Mercadorias e Futuro | Pop up!

A grosso modo, a sinopse de Mercadorias e Futuro, espetáculo que estréia nesta terça-feira no Teatro de Santa Isabel, poderia ser encarado como uma apresentação qualquer do grupo Cordel do Fogo Encantado. “Uma performance que une texto, som, luz e improviso”, protagonizado pelo próprio Lirinha, músico e compositor da banda, aqui travestido de seu nome de batismo, José Paes de Lira. Mas é ele o primeiro a fazer questão de diferenciar, “não sei como te dizer, mas é diferente”, garante e reforça no mesmo fôlego “bem diferente”.

Lirinha assina como José Paes, mas no palco ele incorpora um terceiro personagem, chamado Lirovsky. Um vendedor de livros que inventou uma parafernália de maquinas, que dispara sons, imagens e luz, em forma de carrinho de vendedor de livros. “É um trabalho que acontece sob um mesmo terreno, a zona de fronteira entre teatro e música, talvez isso que gere essa semelhança”, avalia mais tarde o músico/poeta. “Mas o espetáculo é um mergulho na palavra, um aprofundamento no texto, uma relação com a individualidade do público”, explica.

_ _ _

__Tarefas__.
1 - Diga se cada afirmação concorda com o trecho sobre o espetáculo Mercadorias e Futuro, respondendo sim ou não e citando as palavras do trecho que decidem. (a) O espetáculo estreia no Teatro de Santa Isabel. (b) No palco, Lirinha interpreta um vendedor de discos. (c) Lirinha considera o espetáculo igual às apresentações do Cordel do Fogo Encantado.
2 - Dê a continuação do texto sobre o espetáculo Mercadorias e Futuro a partir do ponto em que ele termina.

__Extrato de dados__.
_ _ _

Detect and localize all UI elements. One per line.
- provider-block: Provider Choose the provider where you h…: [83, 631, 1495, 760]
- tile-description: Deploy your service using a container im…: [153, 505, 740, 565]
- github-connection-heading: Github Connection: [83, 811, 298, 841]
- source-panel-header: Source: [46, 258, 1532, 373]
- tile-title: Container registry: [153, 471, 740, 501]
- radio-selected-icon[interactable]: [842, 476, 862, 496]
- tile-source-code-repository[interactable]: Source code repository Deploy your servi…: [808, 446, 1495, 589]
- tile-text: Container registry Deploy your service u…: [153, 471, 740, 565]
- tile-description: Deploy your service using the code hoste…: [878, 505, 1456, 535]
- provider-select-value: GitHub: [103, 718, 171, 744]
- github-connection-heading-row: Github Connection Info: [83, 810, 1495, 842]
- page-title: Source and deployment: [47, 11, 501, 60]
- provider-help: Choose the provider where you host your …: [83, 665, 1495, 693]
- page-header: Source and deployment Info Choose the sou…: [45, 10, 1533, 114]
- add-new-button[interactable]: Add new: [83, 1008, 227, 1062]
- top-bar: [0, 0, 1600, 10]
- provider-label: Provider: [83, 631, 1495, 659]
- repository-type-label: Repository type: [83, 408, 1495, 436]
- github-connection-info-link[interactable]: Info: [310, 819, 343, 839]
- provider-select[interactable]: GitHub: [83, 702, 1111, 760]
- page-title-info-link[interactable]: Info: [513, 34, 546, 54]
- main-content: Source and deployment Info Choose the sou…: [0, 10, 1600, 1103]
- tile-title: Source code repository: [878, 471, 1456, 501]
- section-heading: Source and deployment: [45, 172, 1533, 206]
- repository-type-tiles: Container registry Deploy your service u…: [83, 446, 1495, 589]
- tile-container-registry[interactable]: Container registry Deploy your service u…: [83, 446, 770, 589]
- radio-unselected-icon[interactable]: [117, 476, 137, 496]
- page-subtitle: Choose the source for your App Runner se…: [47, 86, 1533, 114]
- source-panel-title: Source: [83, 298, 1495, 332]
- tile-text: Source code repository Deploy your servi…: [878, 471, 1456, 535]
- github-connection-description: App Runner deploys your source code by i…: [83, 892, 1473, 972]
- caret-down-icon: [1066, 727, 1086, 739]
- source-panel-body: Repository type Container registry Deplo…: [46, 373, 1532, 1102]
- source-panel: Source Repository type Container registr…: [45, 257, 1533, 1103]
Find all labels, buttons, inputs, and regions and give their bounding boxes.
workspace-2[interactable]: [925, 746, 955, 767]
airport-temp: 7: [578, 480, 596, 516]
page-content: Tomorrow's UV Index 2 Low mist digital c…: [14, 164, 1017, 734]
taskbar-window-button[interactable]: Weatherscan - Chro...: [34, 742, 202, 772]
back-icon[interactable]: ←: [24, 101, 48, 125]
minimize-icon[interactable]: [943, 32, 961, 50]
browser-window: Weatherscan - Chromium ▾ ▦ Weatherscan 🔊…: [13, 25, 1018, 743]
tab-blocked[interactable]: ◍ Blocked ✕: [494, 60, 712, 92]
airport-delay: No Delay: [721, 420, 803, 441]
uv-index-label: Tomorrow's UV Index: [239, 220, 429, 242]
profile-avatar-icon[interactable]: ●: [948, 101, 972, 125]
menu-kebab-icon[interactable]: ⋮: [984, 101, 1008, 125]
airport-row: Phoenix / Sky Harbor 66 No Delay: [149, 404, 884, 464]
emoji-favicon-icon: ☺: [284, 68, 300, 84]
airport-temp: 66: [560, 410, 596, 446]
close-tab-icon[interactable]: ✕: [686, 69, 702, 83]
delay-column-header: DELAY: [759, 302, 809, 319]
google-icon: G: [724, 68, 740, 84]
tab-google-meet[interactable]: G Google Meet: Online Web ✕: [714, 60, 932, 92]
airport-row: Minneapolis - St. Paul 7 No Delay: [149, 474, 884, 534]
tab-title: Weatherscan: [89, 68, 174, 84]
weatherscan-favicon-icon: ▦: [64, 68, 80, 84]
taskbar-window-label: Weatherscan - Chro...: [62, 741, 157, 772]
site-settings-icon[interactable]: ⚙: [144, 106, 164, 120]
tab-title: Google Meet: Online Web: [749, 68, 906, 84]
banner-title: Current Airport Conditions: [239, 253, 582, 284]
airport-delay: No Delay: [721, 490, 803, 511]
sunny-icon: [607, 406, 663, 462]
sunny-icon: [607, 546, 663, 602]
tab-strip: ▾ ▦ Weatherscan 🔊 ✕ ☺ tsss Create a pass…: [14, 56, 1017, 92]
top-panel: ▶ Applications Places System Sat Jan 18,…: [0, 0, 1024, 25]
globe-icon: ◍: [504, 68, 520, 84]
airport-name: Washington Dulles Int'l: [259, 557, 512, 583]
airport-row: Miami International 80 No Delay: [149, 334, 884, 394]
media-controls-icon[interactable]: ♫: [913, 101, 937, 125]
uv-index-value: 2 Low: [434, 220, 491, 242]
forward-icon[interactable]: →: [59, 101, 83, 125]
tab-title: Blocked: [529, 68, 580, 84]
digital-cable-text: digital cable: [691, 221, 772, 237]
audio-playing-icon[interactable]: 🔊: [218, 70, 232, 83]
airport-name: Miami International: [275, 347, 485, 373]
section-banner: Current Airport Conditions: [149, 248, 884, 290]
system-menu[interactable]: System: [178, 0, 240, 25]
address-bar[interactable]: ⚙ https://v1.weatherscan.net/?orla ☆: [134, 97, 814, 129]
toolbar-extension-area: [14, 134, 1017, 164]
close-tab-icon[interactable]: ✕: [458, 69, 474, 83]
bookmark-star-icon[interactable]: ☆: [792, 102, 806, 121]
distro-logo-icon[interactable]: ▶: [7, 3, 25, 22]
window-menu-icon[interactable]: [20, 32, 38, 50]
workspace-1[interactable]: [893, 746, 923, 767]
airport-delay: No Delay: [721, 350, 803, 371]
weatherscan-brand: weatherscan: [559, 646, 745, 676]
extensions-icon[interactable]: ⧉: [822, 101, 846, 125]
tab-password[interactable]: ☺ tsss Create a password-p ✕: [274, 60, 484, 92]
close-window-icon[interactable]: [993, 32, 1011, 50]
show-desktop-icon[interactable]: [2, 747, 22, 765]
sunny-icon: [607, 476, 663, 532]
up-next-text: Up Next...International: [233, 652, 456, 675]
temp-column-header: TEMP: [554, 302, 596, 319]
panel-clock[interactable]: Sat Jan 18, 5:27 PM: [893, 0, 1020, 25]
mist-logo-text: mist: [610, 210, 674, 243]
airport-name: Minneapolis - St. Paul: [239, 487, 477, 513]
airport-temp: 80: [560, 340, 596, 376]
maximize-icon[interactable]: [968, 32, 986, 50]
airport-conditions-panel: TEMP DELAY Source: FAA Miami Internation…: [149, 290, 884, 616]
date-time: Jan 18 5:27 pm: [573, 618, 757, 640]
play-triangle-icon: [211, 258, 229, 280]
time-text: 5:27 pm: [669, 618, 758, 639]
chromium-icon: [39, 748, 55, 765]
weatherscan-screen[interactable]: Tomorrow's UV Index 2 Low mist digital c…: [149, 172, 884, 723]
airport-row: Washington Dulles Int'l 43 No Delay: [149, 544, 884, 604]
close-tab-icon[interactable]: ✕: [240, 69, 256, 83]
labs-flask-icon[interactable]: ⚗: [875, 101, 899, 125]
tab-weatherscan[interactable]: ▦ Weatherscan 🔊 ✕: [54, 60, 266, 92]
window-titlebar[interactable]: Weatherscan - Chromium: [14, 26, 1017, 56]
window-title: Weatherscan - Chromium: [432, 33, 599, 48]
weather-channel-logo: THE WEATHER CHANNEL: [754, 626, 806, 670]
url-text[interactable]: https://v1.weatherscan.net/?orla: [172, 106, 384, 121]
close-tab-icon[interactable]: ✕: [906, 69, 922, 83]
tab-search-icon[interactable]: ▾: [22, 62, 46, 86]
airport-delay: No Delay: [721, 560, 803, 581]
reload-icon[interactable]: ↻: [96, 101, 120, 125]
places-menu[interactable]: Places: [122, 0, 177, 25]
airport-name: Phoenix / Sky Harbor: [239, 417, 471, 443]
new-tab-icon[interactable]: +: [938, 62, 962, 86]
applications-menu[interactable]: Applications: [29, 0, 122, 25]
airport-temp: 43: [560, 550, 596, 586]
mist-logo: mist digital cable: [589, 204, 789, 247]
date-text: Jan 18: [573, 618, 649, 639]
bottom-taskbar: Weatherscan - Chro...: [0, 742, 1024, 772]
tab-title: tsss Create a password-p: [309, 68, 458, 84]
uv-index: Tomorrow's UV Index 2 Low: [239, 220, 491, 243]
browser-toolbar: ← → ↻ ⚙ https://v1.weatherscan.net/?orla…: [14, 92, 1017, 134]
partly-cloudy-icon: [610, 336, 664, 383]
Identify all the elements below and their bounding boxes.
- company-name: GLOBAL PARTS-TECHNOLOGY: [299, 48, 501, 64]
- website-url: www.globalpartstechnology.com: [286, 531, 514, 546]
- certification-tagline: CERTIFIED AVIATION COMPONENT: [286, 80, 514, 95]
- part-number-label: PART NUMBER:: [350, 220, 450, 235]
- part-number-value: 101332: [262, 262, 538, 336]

_ _ _

__Respostas das tarefas__.
1 -
(a) Sim: "espetáculo que estréia nesta terça-feira no Teatro de Santa Isabel".
(b) Não: "Um vendedor de livros que inventou uma parafernália de maquinas".
(c) Não: "não sei como te dizer, mas é diferente".

2 -
Nesse novo momento, ele pede licença a celebração coletiva presente em seus shows para criar um momento de troca de olhares com as pessoas na platéia. “Comecei apresentando em São Paulo, em um espaço com 100 lugares, foi marcante, muito bom”, recorda Lirinha. O Teatro de Santo Isabel será seu maior palco como ator até agora. “Para mim, é um retorno a um lugar que foi meu inicio dessa coisa toda que faço, de recitar poesia, eu desenvolvo essa coisa de contar histórias através do personagem Lirovsky”, avalia.

Nessa encruzilhada entre música e poesia, Lirinha acabou re-definido alguns conceitos de sua própria carreira como artista. “Poesia foi minha primeira ‘coisa’ de arte, tem sido importante para mim, porque vou levar essa experiência nova para a banda”, conta. “O Cordel tem uma agenda bastante forte, a gente sempre está se relacionando com um público intenso. E eu podia ficar quieto ali, fazendo aquilo, que é algo que já me deixa completo e feliz”.

Uma das preocupações de Lirinha com o espetáculo – que teve produção de sua namorada, a atriz Leandra Leal –  é criar uma distancia saudável entre seu trabalho como músico e esse momento de poesia. “É para não vender uma coisa errada para o público, ninguém achar que é algo ligado ao Cordel”, conta. “Por isso que é o meu nome, que foi como também assinei o livro. Quis diferenciar tudo isso.”, explica o músico.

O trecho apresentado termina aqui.